╭─ Records for this exercise
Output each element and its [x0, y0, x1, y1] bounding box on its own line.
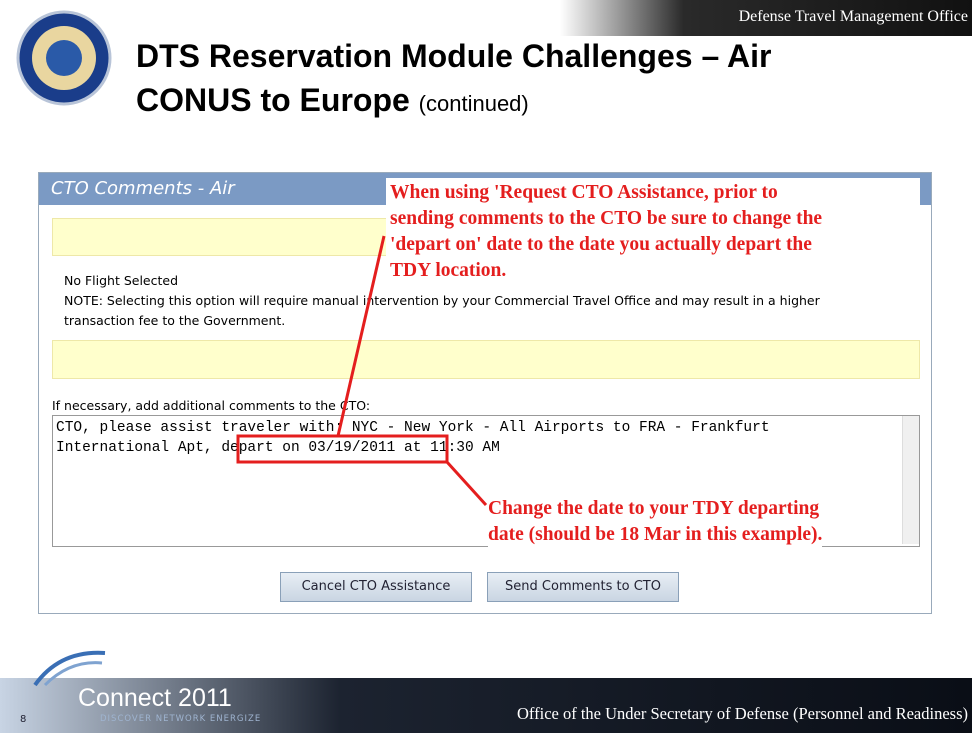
cancel-button[interactable]: Cancel CTO Assistance — [280, 572, 472, 602]
note: NOTE: Selecting this option will require… — [64, 293, 820, 308]
title-line2: CONUS to Europe (continued) — [136, 82, 529, 119]
annotation-line: When using 'Request CTO Assistance, prio… — [390, 182, 778, 203]
send-button[interactable]: Send Comments to CTO — [487, 572, 679, 602]
connect-logo — [33, 650, 106, 687]
title-suffix: (continued) — [418, 91, 529, 116]
top-band — [560, 0, 972, 36]
yellow-bar — [52, 340, 920, 379]
office: Office of the Under Secretary of Defense… — [517, 704, 968, 723]
annotation-line: Change the date to your TDY departing — [488, 498, 820, 519]
comment-text: at 11:30 AM — [395, 440, 500, 456]
annotation-line: 'depart on' date to the date you actuall… — [390, 234, 812, 255]
annotation-box — [386, 178, 920, 288]
org-name: Defense Travel Management Office — [738, 8, 968, 25]
annotation-line: date (should be 18 Mar in this example). — [488, 524, 823, 545]
note: transaction fee to the Government. — [64, 313, 286, 328]
scrollbar[interactable] — [902, 416, 919, 544]
comment-date: depart on 03/19/2011 — [221, 440, 396, 456]
title-main: CONUS to Europe — [136, 82, 410, 118]
annotation-bottom: Change the date to your TDY departing dat… — [488, 496, 823, 548]
annotation-line: sending comments to the CTO be sure to c… — [390, 208, 823, 229]
comments-label: If necessary, add additional comments to… — [52, 398, 371, 413]
page-number: 8 — [20, 714, 27, 725]
annotation-line: TDY location. — [390, 260, 507, 281]
comment-text: CTO, please assist traveler with: NYC - … — [56, 420, 770, 436]
annotation-top: When using 'Request CTO Assistance, prio… — [390, 180, 822, 284]
tagline: DISCOVER NETWORK ENERGIZE — [100, 714, 262, 724]
seal — [16, 10, 112, 106]
comment-text: International Apt, depart on 03/19/2011 … — [56, 440, 500, 456]
no-flight: No Flight Selected — [64, 273, 179, 288]
comment-text: International Apt, — [56, 440, 222, 456]
title-line1: DTS Reservation Module Challenges – Air — [136, 38, 772, 74]
brand: Connect 2011 — [78, 684, 232, 712]
footer — [0, 678, 972, 733]
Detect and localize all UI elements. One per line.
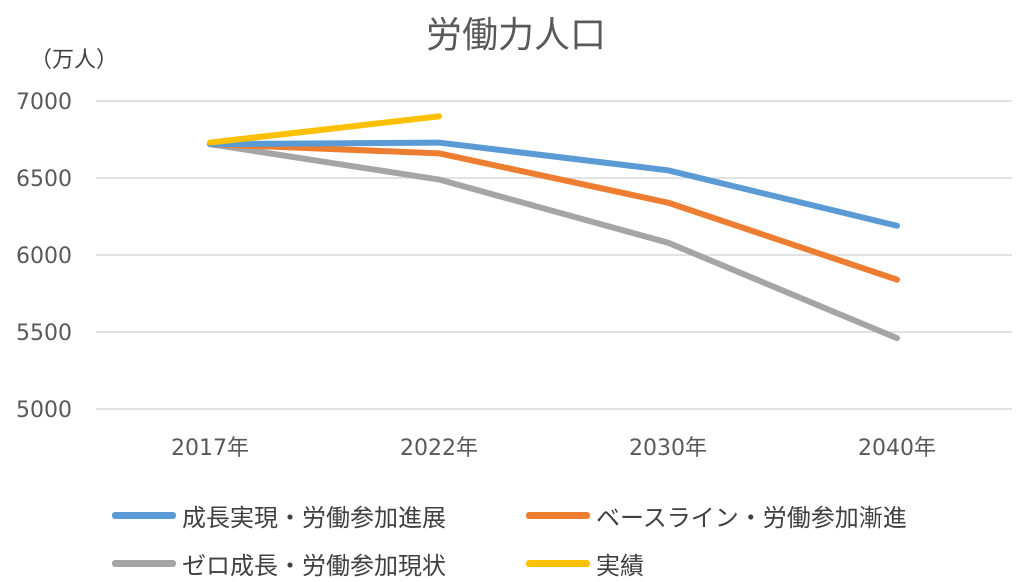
x-tick-label-3: 2040年 [858,436,936,461]
chart-title: 労働力人口 [425,15,606,56]
legend-label-growth: 成長実現・労働参加進展 [182,504,446,532]
legend-item-actual: 実績 [526,546,644,581]
series-line-2 [207,141,900,342]
legend-swatch-growth [112,512,176,519]
legend-label-zero-growth: ゼロ成長・労働参加現状 [182,552,446,580]
y-tick-label-7000: 7000 [16,90,72,115]
legend-item-baseline: ベースライン・労働参加漸進 [526,498,907,533]
legend-label-actual: 実績 [596,552,644,580]
legend-item-growth: 成長実現・労働参加進展 [112,498,446,533]
legend-swatch-baseline [526,512,590,519]
y-tick-label-6500: 6500 [16,167,72,192]
series-line-3 [207,113,442,146]
y-tick-label-5000: 5000 [16,398,72,423]
legend-swatch-zero-growth [112,560,176,567]
series-line-1 [207,141,900,283]
y-tick-label-6000: 6000 [16,244,72,269]
legend-label-baseline: ベースライン・労働参加漸進 [596,504,907,532]
x-tick-label-2: 2030年 [629,436,707,461]
legend-swatch-actual [526,560,590,567]
y-tick-label-5500: 5500 [16,321,72,346]
legend-item-zero-growth: ゼロ成長・労働参加現状 [112,546,446,581]
y-axis-unit-label: （万人） [30,48,119,73]
series-line-0 [207,139,900,229]
x-tick-label-1: 2022年 [400,436,478,461]
x-tick-label-0: 2017年 [171,436,249,461]
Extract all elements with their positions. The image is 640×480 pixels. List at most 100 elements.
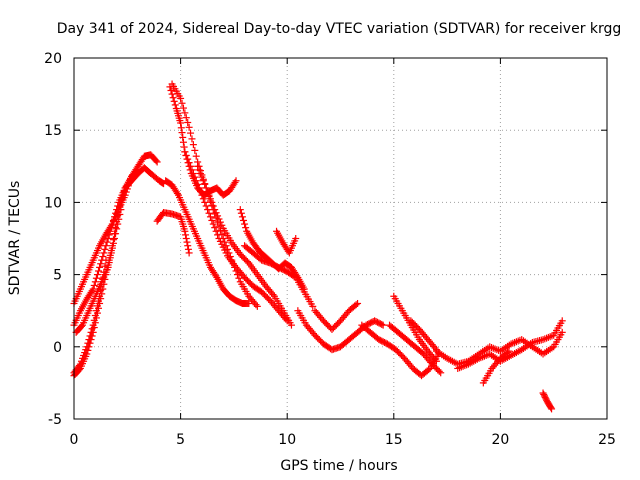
data-point xyxy=(182,231,190,239)
data-point xyxy=(184,118,192,126)
series-track-5 xyxy=(70,256,110,377)
x-tick-label: 25 xyxy=(598,432,616,448)
series-track-11 xyxy=(194,162,295,329)
x-tick-label: 0 xyxy=(70,432,79,448)
data-point xyxy=(253,302,261,310)
series-track-18 xyxy=(386,321,445,377)
data-point xyxy=(85,336,93,344)
data-point xyxy=(198,173,206,181)
data-point xyxy=(93,271,101,279)
data-point xyxy=(204,188,212,196)
x-axis-label: GPS time / hours xyxy=(280,458,397,474)
data-point xyxy=(547,404,555,412)
data-point xyxy=(191,173,199,181)
data-point xyxy=(237,209,245,217)
data-point xyxy=(242,224,250,232)
data-point xyxy=(181,109,189,117)
data-point xyxy=(287,321,295,329)
data-point xyxy=(83,343,91,351)
data-point xyxy=(179,138,187,146)
y-tick-label: 10 xyxy=(44,195,62,211)
y-tick-label: 15 xyxy=(44,123,62,139)
data-point xyxy=(309,302,317,310)
series-track-20 xyxy=(407,317,440,354)
data-point xyxy=(189,170,197,178)
data-point xyxy=(206,213,214,221)
data-point xyxy=(184,245,192,253)
data-point xyxy=(188,166,196,174)
data-point xyxy=(189,141,197,149)
data-point xyxy=(194,180,202,188)
data-point xyxy=(218,221,226,229)
x-tick-label: 20 xyxy=(491,432,509,448)
data-point xyxy=(235,274,243,282)
x-tick-label: 15 xyxy=(385,432,403,448)
data-point xyxy=(211,206,219,214)
data-point xyxy=(182,235,190,242)
y-axis-label: SDTVAR / TECUs xyxy=(7,181,23,296)
data-point xyxy=(505,347,513,355)
data-point xyxy=(211,224,219,232)
series-track-13 xyxy=(241,242,317,310)
data-point xyxy=(187,129,195,137)
data-point xyxy=(504,348,512,356)
data-point xyxy=(378,320,386,328)
data-point xyxy=(192,152,200,160)
data-point xyxy=(292,235,300,242)
data-point xyxy=(179,133,187,141)
data-point xyxy=(101,262,109,270)
data-point xyxy=(125,179,133,187)
data-point xyxy=(111,235,119,242)
series-track-16 xyxy=(311,299,362,333)
data-point xyxy=(425,366,433,374)
data-point xyxy=(133,168,141,176)
data-point xyxy=(185,159,193,167)
y-tick-label: 5 xyxy=(53,268,62,284)
data-point xyxy=(437,369,445,377)
data-point xyxy=(354,299,362,307)
data-point xyxy=(214,212,222,220)
data-point xyxy=(180,143,188,151)
data-point xyxy=(208,198,216,206)
data-point xyxy=(201,180,209,188)
data-point xyxy=(435,367,443,375)
plot-frame xyxy=(73,57,608,420)
data-point xyxy=(269,291,277,299)
data-point xyxy=(100,249,108,257)
data-point xyxy=(182,114,190,122)
data-point xyxy=(178,99,186,107)
data-point xyxy=(204,206,212,214)
data-point xyxy=(113,225,121,233)
series-track-14 xyxy=(273,227,300,257)
data-point xyxy=(112,230,120,238)
data-point xyxy=(114,220,122,228)
data-point xyxy=(121,191,129,199)
data-point xyxy=(432,357,440,365)
series-track-15 xyxy=(294,307,387,354)
data-point xyxy=(178,129,186,137)
data-point xyxy=(177,124,185,132)
data-point xyxy=(88,287,96,295)
data-point xyxy=(102,242,110,250)
data-point xyxy=(236,206,244,214)
data-point xyxy=(184,155,192,163)
data-point xyxy=(122,188,130,196)
data-point xyxy=(108,244,116,252)
data-point xyxy=(87,328,95,336)
data-point xyxy=(88,325,96,333)
data-points xyxy=(70,80,566,413)
data-point xyxy=(98,280,106,288)
data-point xyxy=(209,220,217,228)
data-point xyxy=(177,119,185,127)
series-track-1 xyxy=(70,151,161,380)
data-point xyxy=(97,260,105,268)
data-point xyxy=(104,263,112,271)
data-point xyxy=(205,191,213,199)
data-point xyxy=(117,206,125,214)
data-point xyxy=(188,135,196,143)
data-point xyxy=(177,94,185,102)
data-point xyxy=(77,322,85,330)
data-point xyxy=(170,97,178,105)
data-point xyxy=(196,170,204,178)
data-point xyxy=(199,195,207,203)
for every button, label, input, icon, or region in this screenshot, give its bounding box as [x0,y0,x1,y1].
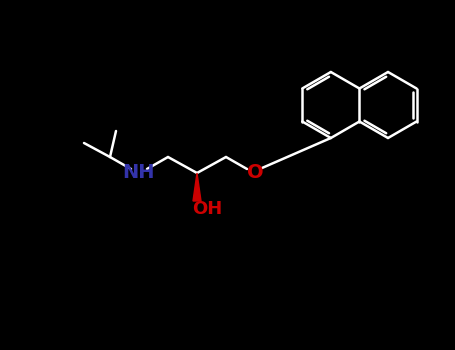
Polygon shape [193,173,201,201]
Text: O: O [247,163,263,182]
Text: NH: NH [123,163,155,182]
Text: OH: OH [192,200,222,218]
╰─
● **Task**:
Rename "x-tick-label" to "tick-label" in the entries that begin at the line containing "data-point xyxy=(182,231,190,239)" and end after the line containing "data-point xyxy=(237,209,245,217)". Return only those lines, with everything else unchanged.

● **Correct answer**:
data-point xyxy=(182,231,190,239)
data-point xyxy=(184,118,192,126)
series-track-5 xyxy=(70,256,110,377)
tick-label: 25 xyxy=(598,432,616,448)
series-track-11 xyxy=(194,162,295,329)
tick-label: 0 xyxy=(70,432,79,448)
data-point xyxy=(253,302,261,310)
series-track-18 xyxy=(386,321,445,377)
data-point xyxy=(85,336,93,344)
data-point xyxy=(198,173,206,181)
data-point xyxy=(93,271,101,279)
data-point xyxy=(204,188,212,196)
x-axis-label: GPS time / hours xyxy=(280,458,397,474)
data-point xyxy=(547,404,555,412)
data-point xyxy=(191,173,199,181)
data-point xyxy=(237,209,245,217)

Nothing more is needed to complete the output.